• Written instruction: Scan the data below for the string "source". Copy every line where it appears.
***** Extracted material *****
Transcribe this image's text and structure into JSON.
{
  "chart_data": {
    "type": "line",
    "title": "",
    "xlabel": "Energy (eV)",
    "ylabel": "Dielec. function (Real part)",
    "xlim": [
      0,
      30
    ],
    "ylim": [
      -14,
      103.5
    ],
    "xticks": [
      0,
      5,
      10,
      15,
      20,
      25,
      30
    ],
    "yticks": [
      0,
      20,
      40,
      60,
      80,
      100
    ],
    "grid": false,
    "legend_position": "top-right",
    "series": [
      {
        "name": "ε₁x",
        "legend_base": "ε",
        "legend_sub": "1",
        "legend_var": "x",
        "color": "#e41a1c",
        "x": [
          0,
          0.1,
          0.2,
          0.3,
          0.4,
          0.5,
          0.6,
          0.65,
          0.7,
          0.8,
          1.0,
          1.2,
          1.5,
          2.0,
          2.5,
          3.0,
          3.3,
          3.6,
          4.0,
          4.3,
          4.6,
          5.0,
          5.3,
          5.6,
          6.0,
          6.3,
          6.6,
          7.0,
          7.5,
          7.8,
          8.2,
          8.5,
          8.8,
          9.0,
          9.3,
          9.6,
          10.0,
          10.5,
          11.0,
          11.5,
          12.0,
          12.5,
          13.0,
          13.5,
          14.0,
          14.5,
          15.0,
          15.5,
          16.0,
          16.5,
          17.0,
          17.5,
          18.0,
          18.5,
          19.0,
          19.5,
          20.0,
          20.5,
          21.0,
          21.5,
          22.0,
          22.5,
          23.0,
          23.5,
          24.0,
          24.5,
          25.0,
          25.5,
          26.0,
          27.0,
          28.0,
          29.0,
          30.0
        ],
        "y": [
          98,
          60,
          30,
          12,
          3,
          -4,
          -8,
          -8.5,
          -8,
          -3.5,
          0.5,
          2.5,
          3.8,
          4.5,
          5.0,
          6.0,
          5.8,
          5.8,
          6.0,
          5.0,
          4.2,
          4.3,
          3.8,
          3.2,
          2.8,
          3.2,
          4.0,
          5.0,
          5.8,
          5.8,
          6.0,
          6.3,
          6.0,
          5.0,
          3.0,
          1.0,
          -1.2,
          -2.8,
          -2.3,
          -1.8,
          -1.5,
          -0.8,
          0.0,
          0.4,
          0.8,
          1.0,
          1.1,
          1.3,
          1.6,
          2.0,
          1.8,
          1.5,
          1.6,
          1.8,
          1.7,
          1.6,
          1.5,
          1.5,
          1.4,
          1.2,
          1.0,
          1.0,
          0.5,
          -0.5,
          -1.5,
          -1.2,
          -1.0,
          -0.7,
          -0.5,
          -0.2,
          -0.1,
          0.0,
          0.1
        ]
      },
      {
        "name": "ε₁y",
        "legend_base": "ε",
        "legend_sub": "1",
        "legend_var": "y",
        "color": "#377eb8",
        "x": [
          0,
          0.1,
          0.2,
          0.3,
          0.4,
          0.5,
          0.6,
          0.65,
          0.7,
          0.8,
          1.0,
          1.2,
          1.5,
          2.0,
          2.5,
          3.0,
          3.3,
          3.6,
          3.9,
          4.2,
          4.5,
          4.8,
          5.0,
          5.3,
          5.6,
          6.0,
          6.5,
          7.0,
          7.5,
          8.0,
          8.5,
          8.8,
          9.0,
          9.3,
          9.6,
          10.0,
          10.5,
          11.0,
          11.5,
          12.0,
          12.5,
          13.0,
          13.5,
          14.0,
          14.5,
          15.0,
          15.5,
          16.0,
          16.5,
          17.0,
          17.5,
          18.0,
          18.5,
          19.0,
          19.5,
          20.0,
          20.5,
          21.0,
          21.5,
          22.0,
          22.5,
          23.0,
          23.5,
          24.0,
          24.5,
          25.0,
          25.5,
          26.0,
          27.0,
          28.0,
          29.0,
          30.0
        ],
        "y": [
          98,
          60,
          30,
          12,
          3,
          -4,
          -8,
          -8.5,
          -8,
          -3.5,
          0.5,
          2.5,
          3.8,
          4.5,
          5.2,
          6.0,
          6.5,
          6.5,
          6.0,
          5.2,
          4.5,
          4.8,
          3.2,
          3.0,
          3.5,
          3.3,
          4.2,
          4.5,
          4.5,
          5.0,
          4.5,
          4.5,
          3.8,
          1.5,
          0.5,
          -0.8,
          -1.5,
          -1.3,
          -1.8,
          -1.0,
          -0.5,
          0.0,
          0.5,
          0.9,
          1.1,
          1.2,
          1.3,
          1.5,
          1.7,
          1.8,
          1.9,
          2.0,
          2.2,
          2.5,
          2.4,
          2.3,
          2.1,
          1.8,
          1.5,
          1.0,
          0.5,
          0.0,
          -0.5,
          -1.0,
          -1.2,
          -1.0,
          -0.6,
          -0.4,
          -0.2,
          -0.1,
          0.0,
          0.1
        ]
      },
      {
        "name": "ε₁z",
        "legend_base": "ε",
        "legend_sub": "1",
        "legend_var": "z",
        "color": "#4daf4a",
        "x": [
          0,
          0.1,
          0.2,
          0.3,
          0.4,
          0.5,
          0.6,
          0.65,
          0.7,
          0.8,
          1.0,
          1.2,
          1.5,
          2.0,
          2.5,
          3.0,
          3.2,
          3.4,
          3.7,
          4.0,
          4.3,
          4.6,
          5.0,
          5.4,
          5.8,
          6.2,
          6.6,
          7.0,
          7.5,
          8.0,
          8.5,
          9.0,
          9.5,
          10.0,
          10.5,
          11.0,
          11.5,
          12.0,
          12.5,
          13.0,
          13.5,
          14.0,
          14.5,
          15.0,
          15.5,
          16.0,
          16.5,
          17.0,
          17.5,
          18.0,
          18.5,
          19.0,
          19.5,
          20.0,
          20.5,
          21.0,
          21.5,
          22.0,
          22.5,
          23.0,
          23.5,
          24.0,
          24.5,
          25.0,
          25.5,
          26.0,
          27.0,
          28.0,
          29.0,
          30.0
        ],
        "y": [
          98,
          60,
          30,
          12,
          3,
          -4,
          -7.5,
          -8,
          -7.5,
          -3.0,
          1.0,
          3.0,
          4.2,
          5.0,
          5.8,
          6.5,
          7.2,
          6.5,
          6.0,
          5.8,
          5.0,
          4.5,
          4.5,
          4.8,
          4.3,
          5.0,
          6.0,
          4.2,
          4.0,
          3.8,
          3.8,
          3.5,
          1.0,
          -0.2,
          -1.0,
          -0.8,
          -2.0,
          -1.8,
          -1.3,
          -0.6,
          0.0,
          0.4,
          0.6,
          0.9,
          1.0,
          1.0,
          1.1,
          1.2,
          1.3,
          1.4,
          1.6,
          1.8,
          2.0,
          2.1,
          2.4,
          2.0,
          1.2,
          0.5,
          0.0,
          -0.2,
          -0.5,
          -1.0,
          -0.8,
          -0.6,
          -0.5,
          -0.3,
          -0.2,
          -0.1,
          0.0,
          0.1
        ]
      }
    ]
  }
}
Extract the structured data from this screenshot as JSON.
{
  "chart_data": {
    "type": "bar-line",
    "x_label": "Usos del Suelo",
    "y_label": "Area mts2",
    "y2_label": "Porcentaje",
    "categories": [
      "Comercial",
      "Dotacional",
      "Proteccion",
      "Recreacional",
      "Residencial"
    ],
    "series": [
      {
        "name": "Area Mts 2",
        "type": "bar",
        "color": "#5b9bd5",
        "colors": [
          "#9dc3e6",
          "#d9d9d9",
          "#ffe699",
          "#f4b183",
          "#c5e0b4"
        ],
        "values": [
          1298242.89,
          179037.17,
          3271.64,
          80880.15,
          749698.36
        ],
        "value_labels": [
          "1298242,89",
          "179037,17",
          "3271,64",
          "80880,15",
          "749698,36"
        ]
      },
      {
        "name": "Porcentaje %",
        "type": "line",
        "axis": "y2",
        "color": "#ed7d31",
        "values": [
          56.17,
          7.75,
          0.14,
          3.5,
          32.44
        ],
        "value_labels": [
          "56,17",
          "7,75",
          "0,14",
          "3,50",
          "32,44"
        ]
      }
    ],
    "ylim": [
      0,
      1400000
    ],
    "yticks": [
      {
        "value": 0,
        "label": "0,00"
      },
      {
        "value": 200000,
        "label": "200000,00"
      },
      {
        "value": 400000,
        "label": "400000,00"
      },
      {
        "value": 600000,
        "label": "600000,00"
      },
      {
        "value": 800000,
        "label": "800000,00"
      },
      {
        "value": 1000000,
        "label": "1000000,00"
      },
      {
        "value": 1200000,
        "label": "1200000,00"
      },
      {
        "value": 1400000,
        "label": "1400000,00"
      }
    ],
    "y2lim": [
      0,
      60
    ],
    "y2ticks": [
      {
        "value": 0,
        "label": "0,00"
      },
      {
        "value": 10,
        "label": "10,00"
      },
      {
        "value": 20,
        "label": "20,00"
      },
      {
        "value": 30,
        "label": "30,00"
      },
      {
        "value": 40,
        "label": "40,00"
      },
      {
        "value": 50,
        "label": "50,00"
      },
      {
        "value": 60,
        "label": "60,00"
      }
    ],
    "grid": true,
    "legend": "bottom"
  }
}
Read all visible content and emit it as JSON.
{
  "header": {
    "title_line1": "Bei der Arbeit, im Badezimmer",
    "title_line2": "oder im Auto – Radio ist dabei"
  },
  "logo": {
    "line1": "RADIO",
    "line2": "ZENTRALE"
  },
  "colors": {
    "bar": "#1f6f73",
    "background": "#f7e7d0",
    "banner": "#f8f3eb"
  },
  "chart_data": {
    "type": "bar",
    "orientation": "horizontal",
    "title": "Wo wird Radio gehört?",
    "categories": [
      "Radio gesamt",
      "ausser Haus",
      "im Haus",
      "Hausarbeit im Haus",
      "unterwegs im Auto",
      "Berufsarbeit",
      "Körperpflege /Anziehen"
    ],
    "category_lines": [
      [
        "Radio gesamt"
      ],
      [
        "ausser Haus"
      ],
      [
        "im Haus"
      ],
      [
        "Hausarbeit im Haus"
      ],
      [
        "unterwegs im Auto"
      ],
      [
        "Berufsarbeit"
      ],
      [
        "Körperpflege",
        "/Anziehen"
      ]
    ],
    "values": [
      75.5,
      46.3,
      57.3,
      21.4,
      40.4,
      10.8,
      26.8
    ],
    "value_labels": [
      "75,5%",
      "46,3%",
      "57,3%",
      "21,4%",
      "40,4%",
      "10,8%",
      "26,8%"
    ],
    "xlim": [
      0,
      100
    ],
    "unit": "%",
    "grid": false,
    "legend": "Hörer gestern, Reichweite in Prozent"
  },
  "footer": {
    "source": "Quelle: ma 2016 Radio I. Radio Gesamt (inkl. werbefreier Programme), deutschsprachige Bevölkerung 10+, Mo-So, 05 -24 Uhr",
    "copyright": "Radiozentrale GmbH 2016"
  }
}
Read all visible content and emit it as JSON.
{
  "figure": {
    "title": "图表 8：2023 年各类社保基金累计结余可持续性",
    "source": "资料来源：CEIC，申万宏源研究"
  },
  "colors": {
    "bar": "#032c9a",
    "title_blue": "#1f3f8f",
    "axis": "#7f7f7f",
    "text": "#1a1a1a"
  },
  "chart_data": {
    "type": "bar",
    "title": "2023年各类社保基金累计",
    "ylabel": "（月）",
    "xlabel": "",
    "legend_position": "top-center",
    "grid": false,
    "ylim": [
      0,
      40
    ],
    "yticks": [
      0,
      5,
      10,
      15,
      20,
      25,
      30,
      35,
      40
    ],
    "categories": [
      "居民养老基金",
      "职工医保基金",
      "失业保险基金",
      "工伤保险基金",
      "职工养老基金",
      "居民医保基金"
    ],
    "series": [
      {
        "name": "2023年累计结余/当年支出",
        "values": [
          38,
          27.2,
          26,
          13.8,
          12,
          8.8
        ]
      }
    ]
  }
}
*****
• Task output:
    "source": "Quelle: ma 2016 Radio I. Radio Gesamt (inkl. werbefreier Programme), deutschsprachige Bevölkerung 10+, Mo-So, 05 -24 Uhr",
    "source": "资料来源：CEIC，申万宏源研究"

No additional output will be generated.